WORK TO COMPLETE
Copy all the material below, exactly as it stands.

····················

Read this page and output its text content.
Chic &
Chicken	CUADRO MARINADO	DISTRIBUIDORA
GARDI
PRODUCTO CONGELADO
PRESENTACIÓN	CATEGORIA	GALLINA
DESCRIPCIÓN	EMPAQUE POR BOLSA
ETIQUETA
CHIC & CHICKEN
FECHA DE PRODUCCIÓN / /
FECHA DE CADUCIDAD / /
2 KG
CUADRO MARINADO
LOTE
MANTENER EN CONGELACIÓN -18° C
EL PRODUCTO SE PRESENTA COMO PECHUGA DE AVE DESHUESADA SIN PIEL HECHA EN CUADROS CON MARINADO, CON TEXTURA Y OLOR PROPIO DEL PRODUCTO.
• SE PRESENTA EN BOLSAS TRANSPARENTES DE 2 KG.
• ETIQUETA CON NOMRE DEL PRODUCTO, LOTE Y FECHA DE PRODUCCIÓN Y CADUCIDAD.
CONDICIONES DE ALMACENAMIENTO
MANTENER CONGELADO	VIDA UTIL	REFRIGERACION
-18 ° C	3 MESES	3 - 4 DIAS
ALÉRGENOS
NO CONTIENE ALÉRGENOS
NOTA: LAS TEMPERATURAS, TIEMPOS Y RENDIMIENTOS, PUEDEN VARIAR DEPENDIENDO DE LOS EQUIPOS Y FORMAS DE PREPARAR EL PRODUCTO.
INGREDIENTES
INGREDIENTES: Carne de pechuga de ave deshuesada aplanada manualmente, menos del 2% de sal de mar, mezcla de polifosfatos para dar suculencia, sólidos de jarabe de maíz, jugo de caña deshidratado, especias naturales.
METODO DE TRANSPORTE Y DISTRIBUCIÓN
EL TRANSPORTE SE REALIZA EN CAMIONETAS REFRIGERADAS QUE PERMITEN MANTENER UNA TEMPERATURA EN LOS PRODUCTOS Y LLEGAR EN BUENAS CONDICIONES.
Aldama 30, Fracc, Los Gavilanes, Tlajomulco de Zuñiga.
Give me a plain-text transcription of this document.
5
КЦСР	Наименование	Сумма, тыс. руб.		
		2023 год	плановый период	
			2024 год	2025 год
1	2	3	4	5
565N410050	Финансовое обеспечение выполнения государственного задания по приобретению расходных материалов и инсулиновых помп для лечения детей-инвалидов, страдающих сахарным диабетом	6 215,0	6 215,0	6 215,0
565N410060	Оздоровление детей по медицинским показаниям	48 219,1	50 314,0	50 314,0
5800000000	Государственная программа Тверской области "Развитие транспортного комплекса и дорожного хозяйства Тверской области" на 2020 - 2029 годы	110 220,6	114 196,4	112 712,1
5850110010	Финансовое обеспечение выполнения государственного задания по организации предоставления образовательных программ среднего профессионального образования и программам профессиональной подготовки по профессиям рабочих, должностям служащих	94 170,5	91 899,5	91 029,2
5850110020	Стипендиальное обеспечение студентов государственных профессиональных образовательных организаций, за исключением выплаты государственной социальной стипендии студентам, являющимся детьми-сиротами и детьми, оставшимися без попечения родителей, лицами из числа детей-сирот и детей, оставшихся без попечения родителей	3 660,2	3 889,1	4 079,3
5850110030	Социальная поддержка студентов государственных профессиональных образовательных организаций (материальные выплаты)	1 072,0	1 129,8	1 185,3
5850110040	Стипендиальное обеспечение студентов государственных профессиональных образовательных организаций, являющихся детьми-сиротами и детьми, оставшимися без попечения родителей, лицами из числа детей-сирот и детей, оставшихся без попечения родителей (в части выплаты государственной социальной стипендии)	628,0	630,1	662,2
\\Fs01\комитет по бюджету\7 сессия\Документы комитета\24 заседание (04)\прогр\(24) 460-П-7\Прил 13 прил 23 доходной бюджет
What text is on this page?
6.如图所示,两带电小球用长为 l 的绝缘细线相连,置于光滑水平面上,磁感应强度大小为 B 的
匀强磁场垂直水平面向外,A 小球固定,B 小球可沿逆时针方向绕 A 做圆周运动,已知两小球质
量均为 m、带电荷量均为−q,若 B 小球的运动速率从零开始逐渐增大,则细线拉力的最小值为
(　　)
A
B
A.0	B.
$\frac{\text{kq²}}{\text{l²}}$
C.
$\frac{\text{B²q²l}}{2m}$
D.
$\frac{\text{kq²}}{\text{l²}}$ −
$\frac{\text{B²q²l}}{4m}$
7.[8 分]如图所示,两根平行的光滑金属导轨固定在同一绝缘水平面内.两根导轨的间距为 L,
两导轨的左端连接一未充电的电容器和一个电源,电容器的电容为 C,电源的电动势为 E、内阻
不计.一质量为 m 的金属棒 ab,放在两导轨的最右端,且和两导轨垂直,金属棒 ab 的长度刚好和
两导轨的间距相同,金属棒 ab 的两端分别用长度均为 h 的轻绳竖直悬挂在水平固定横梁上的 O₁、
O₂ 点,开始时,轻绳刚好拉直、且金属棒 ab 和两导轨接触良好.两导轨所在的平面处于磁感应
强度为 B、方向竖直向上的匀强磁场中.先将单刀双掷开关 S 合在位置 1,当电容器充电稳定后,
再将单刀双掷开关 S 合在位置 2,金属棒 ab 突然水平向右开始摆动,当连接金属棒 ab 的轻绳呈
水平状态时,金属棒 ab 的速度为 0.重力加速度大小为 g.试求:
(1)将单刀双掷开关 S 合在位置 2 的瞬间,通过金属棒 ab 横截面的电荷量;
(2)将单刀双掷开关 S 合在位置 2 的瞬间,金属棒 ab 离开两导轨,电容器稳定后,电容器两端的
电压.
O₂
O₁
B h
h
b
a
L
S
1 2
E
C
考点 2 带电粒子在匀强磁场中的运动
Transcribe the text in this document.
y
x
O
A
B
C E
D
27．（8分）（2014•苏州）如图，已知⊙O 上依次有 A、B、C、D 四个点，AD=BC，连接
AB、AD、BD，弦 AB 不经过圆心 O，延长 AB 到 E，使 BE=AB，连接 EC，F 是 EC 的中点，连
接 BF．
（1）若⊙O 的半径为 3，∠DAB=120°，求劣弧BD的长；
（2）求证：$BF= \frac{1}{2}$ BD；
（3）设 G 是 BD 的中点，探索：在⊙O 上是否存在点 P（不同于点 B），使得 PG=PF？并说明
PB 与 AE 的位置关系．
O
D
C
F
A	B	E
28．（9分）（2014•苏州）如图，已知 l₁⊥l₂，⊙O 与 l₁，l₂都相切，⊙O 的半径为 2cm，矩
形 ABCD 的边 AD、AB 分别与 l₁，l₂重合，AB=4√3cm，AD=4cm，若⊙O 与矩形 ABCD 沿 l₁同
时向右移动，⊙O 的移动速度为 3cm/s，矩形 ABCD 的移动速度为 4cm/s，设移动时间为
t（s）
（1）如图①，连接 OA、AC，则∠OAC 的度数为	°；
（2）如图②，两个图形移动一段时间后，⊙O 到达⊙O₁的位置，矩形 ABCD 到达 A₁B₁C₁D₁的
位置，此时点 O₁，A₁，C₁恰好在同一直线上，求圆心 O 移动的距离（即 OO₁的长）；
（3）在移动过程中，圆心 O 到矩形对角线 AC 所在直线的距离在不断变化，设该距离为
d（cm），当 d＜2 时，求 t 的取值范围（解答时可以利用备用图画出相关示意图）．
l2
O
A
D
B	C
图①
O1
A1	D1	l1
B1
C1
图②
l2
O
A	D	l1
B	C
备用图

····················

FULL ANSWER
Read this page and output its text content.
Chic &
Chicken	CUADRO MARINADO	DISTRIBUIDORA
GARDI
PRODUCTO CONGELADO
PRESENTACIÓN	CATEGORIA	GALLINA
DESCRIPCIÓN	EMPAQUE POR BOLSA
ETIQUETA
CHIC & CHICKEN
FECHA DE PRODUCCIÓN / /
FECHA DE CADUCIDAD / /
2 KG
CUADRO MARINADO
LOTE
MANTENER EN CONGELACIÓN -18° C
EL PRODUCTO SE PRESENTA COMO PECHUGA DE AVE DESHUESADA SIN PIEL HECHA EN CUADROS CON MARINADO, CON TEXTURA Y OLOR PROPIO DEL PRODUCTO.
• SE PRESENTA EN BOLSAS TRANSPARENTES DE 2 KG.
• ETIQUETA CON NOMRE DEL PRODUCTO, LOTE Y FECHA DE PRODUCCIÓN Y CADUCIDAD.
CONDICIONES DE ALMACENAMIENTO
MANTENER CONGELADO	VIDA UTIL	REFRIGERACION
-18 ° C	3 MESES	3 - 4 DIAS
ALÉRGENOS
NO CONTIENE ALÉRGENOS
NOTA: LAS TEMPERATURAS, TIEMPOS Y RENDIMIENTOS, PUEDEN VARIAR DEPENDIENDO DE LOS EQUIPOS Y FORMAS DE PREPARAR EL PRODUCTO.
INGREDIENTES
INGREDIENTES: Carne de pechuga de ave deshuesada aplanada manualmente, menos del 2% de sal de mar, mezcla de polifosfatos para dar suculencia, sólidos de jarabe de maíz, jugo de caña deshidratado, especias naturales.
METODO DE TRANSPORTE Y DISTRIBUCIÓN
EL TRANSPORTE SE REALIZA EN CAMIONETAS REFRIGERADAS QUE PERMITEN MANTENER UNA TEMPERATURA EN LOS PRODUCTOS Y LLEGAR EN BUENAS CONDICIONES.
Aldama 30, Fracc, Los Gavilanes, Tlajomulco de Zuñiga.
Give me a plain-text transcription of this document.
5
КЦСР	Наименование	Сумма, тыс. руб.		
		2023 год	плановый период	
			2024 год	2025 год
1	2	3	4	5
565N410050	Финансовое обеспечение выполнения государственного задания по приобретению расходных материалов и инсулиновых помп для лечения детей-инвалидов, страдающих сахарным диабетом	6 215,0	6 215,0	6 215,0
565N410060	Оздоровление детей по медицинским показаниям	48 219,1	50 314,0	50 314,0
5800000000	Государственная программа Тверской области "Развитие транспортного комплекса и дорожного хозяйства Тверской области" на 2020 - 2029 годы	110 220,6	114 196,4	112 712,1
5850110010	Финансовое обеспечение выполнения государственного задания по организации предоставления образовательных программ среднего профессионального образования и программам профессиональной подготовки по профессиям рабочих, должностям служащих	94 170,5	91 899,5	91 029,2
5850110020	Стипендиальное обеспечение студентов государственных профессиональных образовательных организаций, за исключением выплаты государственной социальной стипендии студентам, являющимся детьми-сиротами и детьми, оставшимися без попечения родителей, лицами из числа детей-сирот и детей, оставшихся без попечения родителей	3 660,2	3 889,1	4 079,3
5850110030	Социальная поддержка студентов государственных профессиональных образовательных организаций (материальные выплаты)	1 072,0	1 129,8	1 185,3
5850110040	Стипендиальное обеспечение студентов государственных профессиональных образовательных организаций, являющихся детьми-сиротами и детьми, оставшимися без попечения родителей, лицами из числа детей-сирот и детей, оставшихся без попечения родителей (в части выплаты государственной социальной стипендии)	628,0	630,1	662,2
\\Fs01\комитет по бюджету\7 сессия\Документы комитета\24 заседание (04)\прогр\(24) 460-П-7\Прил 13 прил 23 доходной бюджет
What text is on this page?
6.如图所示,两带电小球用长为 l 的绝缘细线相连,置于光滑水平面上,磁感应强度大小为 B 的
匀强磁场垂直水平面向外,A 小球固定,B 小球可沿逆时针方向绕 A 做圆周运动,已知两小球质
量均为 m、带电荷量均为−q,若 B 小球的运动速率从零开始逐渐增大,则细线拉力的最小值为
(　　)
A
B
A.0	B.
$\frac{\text{kq²}}{\text{l²}}$
C.
$\frac{\text{B²q²l}}{2m}$
D.
$\frac{\text{kq²}}{\text{l²}}$ −
$\frac{\text{B²q²l}}{4m}$
7.[8 分]如图所示,两根平行的光滑金属导轨固定在同一绝缘水平面内.两根导轨的间距为 L,
两导轨的左端连接一未充电的电容器和一个电源,电容器的电容为 C,电源的电动势为 E、内阻
不计.一质量为 m 的金属棒 ab,放在两导轨的最右端,且和两导轨垂直,金属棒 ab 的长度刚好和
两导轨的间距相同,金属棒 ab 的两端分别用长度均为 h 的轻绳竖直悬挂在水平固定横梁上的 O₁、
O₂ 点,开始时,轻绳刚好拉直、且金属棒 ab 和两导轨接触良好.两导轨所在的平面处于磁感应
强度为 B、方向竖直向上的匀强磁场中.先将单刀双掷开关 S 合在位置 1,当电容器充电稳定后,
再将单刀双掷开关 S 合在位置 2,金属棒 ab 突然水平向右开始摆动,当连接金属棒 ab 的轻绳呈
水平状态时,金属棒 ab 的速度为 0.重力加速度大小为 g.试求:
(1)将单刀双掷开关 S 合在位置 2 的瞬间,通过金属棒 ab 横截面的电荷量;
(2)将单刀双掷开关 S 合在位置 2 的瞬间,金属棒 ab 离开两导轨,电容器稳定后,电容器两端的
电压.
O₂
O₁
B h
h
b
a
L
S
1 2
E
C
考点 2 带电粒子在匀强磁场中的运动
Transcribe the text in this document.
y
x
O
A
B
C E
D
27．（8分）（2014•苏州）如图，已知⊙O 上依次有 A、B、C、D 四个点，AD=BC，连接
AB、AD、BD，弦 AB 不经过圆心 O，延长 AB 到 E，使 BE=AB，连接 EC，F 是 EC 的中点，连
接 BF．
（1）若⊙O 的半径为 3，∠DAB=120°，求劣弧BD的长；
（2）求证：$BF= \frac{1}{2}$ BD；
（3）设 G 是 BD 的中点，探索：在⊙O 上是否存在点 P（不同于点 B），使得 PG=PF？并说明
PB 与 AE 的位置关系．
O
D
C
F
A	B	E
28．（9分）（2014•苏州）如图，已知 l₁⊥l₂，⊙O 与 l₁，l₂都相切，⊙O 的半径为 2cm，矩
形 ABCD 的边 AD、AB 分别与 l₁，l₂重合，AB=4√3cm，AD=4cm，若⊙O 与矩形 ABCD 沿 l₁同
时向右移动，⊙O 的移动速度为 3cm/s，矩形 ABCD 的移动速度为 4cm/s，设移动时间为
t（s）
（1）如图①，连接 OA、AC，则∠OAC 的度数为	°；
（2）如图②，两个图形移动一段时间后，⊙O 到达⊙O₁的位置，矩形 ABCD 到达 A₁B₁C₁D₁的
位置，此时点 O₁，A₁，C₁恰好在同一直线上，求圆心 O 移动的距离（即 OO₁的长）；
（3）在移动过程中，圆心 O 到矩形对角线 AC 所在直线的距离在不断变化，设该距离为
d（cm），当 d＜2 时，求 t 的取值范围（解答时可以利用备用图画出相关示意图）．
l2
O
A
D
B	C
图①
O1
A1	D1	l1
B1
C1
图②
l2
O
A	D	l1
B	C
备用图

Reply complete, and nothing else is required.